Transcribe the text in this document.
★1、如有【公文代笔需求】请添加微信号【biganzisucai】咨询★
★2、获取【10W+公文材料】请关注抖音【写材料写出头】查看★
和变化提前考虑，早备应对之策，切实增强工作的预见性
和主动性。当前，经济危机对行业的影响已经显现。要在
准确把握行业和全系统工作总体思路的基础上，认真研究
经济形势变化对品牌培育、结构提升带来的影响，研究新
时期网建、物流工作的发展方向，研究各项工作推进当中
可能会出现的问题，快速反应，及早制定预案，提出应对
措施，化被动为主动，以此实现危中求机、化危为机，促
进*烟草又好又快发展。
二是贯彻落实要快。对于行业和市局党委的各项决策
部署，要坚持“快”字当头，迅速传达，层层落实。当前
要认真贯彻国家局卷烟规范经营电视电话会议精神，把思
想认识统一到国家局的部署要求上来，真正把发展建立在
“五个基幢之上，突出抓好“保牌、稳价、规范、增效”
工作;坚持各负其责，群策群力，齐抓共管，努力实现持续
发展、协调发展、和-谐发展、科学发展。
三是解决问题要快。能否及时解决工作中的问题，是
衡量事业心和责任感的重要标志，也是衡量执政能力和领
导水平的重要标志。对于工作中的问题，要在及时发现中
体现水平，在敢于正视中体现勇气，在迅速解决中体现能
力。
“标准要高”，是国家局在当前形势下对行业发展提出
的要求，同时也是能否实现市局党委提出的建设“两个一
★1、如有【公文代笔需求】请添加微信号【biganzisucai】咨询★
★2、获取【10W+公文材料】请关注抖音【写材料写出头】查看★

▸ **Work to be completed**
Every record shown above should be written out again exactly.

▸ **Solved problem**
Transcribe the text in this document.
★1、如有【公文代笔需求】请添加微信号【biganzisucai】咨询★
★2、获取【10W+公文材料】请关注抖音【写材料写出头】查看★
和变化提前考虑，早备应对之策，切实增强工作的预见性
和主动性。当前，经济危机对行业的影响已经显现。要在
准确把握行业和全系统工作总体思路的基础上，认真研究
经济形势变化对品牌培育、结构提升带来的影响，研究新
时期网建、物流工作的发展方向，研究各项工作推进当中
可能会出现的问题，快速反应，及早制定预案，提出应对
措施，化被动为主动，以此实现危中求机、化危为机，促
进*烟草又好又快发展。
二是贯彻落实要快。对于行业和市局党委的各项决策
部署，要坚持“快”字当头，迅速传达，层层落实。当前
要认真贯彻国家局卷烟规范经营电视电话会议精神，把思
想认识统一到国家局的部署要求上来，真正把发展建立在
“五个基幢之上，突出抓好“保牌、稳价、规范、增效”
工作;坚持各负其责，群策群力，齐抓共管，努力实现持续
发展、协调发展、和-谐发展、科学发展。
三是解决问题要快。能否及时解决工作中的问题，是
衡量事业心和责任感的重要标志，也是衡量执政能力和领
导水平的重要标志。对于工作中的问题，要在及时发现中
体现水平，在敢于正视中体现勇气，在迅速解决中体现能
力。
“标准要高”，是国家局在当前形势下对行业发展提出
的要求，同时也是能否实现市局党委提出的建设“两个一
★1、如有【公文代笔需求】请添加微信号【biganzisucai】咨询★
★2、获取【10W+公文材料】请关注抖音【写材料写出头】查看★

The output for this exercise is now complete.